**GIVEN EXERCISE**
Filter the entries below, keeping only lines with the word "function".

▬▬▬▬▬▬▬▬▬▬

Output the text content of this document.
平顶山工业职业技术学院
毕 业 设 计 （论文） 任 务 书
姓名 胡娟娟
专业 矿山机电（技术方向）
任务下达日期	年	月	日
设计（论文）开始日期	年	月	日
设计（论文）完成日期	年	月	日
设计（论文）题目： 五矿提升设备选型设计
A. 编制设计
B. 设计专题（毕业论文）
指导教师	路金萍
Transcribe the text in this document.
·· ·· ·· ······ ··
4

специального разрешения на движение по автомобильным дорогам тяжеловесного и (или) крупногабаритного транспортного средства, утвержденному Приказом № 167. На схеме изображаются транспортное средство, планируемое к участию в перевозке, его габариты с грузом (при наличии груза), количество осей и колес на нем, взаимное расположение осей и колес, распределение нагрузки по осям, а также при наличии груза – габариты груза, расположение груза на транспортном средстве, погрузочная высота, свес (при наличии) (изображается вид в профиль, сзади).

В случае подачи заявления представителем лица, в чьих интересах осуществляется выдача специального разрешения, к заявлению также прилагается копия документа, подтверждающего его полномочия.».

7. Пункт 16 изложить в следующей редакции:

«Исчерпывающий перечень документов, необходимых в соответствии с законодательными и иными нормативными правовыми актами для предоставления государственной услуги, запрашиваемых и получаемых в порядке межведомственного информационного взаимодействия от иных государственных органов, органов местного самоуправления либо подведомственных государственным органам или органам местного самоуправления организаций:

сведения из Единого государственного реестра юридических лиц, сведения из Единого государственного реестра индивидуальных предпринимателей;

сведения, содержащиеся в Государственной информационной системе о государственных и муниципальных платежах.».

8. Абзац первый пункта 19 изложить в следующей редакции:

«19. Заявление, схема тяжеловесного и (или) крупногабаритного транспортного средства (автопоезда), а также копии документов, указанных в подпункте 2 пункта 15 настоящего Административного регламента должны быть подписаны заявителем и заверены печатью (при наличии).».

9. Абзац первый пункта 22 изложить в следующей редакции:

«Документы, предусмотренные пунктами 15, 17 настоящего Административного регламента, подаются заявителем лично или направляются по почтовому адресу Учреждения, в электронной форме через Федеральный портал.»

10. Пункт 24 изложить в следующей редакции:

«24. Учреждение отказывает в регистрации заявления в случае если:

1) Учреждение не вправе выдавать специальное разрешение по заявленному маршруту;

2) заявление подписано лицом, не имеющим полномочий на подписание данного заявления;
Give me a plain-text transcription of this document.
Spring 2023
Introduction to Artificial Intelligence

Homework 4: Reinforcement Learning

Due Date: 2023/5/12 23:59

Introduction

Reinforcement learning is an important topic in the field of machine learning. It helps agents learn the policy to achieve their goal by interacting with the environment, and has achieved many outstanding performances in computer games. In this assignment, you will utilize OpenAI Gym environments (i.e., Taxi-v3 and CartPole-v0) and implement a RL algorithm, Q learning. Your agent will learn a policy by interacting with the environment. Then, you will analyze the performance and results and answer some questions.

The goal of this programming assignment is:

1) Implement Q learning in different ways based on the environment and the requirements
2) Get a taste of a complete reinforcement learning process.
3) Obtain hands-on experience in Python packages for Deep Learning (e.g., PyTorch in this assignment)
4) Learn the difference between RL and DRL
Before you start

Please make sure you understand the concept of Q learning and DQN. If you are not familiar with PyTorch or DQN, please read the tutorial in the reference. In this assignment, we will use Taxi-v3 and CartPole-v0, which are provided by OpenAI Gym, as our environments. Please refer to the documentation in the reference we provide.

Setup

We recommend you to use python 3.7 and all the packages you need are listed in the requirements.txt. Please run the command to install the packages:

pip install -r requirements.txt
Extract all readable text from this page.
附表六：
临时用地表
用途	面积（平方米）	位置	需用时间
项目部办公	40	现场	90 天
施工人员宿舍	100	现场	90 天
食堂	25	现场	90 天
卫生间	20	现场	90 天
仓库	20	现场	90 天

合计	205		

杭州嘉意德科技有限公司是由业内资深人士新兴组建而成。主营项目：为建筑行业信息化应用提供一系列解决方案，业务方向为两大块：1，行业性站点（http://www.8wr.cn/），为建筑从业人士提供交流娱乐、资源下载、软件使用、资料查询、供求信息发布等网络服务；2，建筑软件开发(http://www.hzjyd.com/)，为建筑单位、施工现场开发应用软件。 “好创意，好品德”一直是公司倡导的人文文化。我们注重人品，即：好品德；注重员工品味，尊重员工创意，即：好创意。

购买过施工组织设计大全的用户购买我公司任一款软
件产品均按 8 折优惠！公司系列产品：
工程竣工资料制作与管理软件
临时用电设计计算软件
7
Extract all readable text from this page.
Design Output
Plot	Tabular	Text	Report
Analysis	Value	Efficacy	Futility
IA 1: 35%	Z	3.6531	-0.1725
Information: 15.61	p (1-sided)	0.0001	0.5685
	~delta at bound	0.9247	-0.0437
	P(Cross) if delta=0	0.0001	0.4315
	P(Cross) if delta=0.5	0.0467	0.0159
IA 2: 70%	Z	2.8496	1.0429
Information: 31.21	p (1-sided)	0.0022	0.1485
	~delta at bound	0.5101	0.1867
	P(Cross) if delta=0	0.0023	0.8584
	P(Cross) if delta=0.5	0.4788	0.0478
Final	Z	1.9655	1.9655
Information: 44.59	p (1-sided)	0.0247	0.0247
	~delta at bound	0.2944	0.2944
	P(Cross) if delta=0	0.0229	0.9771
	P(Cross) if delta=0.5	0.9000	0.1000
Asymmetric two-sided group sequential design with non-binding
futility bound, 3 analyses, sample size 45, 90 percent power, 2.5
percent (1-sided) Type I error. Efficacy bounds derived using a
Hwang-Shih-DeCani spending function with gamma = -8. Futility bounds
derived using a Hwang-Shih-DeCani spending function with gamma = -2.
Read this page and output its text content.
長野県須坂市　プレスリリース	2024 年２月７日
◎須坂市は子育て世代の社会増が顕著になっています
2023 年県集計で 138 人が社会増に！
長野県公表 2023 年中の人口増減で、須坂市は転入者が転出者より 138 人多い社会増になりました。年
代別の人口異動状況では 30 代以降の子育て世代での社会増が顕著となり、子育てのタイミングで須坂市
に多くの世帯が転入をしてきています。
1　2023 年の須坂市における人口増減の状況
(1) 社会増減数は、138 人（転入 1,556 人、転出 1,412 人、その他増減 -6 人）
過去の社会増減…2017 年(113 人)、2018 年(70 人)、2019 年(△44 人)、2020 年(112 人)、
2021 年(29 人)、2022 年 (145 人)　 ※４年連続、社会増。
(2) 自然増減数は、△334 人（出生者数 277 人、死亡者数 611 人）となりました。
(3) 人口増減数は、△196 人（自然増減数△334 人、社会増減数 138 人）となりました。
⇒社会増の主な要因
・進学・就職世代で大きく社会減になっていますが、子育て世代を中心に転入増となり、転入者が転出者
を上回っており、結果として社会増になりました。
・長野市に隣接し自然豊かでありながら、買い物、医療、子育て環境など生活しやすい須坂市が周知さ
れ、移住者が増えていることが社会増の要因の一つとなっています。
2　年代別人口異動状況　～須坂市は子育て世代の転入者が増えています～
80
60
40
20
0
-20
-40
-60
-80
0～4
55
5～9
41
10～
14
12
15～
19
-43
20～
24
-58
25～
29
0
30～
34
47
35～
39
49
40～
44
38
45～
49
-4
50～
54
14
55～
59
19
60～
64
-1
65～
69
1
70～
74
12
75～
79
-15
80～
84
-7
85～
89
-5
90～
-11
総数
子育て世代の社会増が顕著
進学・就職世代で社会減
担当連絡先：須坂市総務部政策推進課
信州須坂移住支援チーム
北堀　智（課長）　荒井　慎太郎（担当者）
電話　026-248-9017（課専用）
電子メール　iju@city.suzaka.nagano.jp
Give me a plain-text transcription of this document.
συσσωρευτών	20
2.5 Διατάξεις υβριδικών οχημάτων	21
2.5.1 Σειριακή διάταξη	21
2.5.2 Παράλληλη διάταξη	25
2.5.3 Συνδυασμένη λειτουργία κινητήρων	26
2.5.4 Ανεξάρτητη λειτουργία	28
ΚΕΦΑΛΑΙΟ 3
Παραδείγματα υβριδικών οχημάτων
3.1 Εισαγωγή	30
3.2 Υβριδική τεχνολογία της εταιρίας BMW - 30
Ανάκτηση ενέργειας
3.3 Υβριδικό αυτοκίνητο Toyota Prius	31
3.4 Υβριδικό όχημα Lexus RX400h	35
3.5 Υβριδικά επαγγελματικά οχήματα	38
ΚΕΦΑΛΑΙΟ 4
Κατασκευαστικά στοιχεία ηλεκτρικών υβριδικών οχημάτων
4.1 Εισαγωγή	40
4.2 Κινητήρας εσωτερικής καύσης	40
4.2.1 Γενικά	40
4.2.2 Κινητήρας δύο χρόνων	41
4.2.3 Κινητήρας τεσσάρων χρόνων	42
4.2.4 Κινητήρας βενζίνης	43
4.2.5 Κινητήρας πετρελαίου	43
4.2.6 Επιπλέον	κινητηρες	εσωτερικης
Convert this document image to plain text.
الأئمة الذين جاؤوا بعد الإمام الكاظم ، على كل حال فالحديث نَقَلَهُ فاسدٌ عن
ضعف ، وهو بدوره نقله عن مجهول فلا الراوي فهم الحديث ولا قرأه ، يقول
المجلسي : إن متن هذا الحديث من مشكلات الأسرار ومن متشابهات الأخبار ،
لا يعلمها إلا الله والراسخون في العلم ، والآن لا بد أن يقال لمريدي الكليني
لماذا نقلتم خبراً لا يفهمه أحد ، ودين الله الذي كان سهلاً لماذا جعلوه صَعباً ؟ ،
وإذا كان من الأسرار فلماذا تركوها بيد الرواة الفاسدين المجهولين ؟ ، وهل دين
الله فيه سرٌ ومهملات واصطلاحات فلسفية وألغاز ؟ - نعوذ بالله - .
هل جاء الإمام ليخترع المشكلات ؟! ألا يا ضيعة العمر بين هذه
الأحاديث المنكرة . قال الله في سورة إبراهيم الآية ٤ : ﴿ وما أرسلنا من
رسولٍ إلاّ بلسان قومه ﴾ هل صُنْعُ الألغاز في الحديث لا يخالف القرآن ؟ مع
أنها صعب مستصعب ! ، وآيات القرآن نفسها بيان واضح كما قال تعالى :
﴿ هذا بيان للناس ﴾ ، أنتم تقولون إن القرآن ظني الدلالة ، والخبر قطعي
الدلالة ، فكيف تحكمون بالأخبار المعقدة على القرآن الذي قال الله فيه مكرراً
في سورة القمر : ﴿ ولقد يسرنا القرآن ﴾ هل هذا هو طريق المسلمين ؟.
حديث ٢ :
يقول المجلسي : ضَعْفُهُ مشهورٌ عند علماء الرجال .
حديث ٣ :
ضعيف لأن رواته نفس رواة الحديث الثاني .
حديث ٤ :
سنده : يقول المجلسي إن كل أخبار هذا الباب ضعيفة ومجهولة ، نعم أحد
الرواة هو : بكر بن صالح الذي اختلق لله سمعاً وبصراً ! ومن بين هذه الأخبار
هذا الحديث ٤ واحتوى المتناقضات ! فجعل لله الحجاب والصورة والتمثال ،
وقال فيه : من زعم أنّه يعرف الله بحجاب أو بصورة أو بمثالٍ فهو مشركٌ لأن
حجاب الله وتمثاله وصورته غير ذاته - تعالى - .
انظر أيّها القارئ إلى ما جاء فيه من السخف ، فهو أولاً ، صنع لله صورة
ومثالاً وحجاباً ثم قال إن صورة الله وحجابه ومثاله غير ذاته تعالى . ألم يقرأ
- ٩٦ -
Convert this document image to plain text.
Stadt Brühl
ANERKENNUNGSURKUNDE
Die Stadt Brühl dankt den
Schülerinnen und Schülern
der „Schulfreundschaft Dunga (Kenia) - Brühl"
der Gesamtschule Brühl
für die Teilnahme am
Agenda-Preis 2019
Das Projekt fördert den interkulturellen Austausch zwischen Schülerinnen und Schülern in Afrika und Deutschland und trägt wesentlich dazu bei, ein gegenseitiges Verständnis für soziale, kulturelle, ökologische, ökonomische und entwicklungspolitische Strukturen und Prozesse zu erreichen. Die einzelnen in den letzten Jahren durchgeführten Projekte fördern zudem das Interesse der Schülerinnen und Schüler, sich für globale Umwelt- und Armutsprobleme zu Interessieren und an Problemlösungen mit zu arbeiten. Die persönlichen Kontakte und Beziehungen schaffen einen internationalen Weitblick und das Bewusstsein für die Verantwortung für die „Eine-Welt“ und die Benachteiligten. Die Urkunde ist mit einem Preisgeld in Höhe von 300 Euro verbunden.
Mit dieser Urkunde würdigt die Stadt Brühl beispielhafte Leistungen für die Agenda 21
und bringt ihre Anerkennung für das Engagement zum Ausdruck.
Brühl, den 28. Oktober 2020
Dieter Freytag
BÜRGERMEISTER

▬▬▬▬▬▬▬▬▬▬

**EXERCISE RESULT**
Hwang-Shih-DeCani spending function with gamma = -8. Futility bounds
derived using a Hwang-Shih-DeCani spending function with gamma = -2.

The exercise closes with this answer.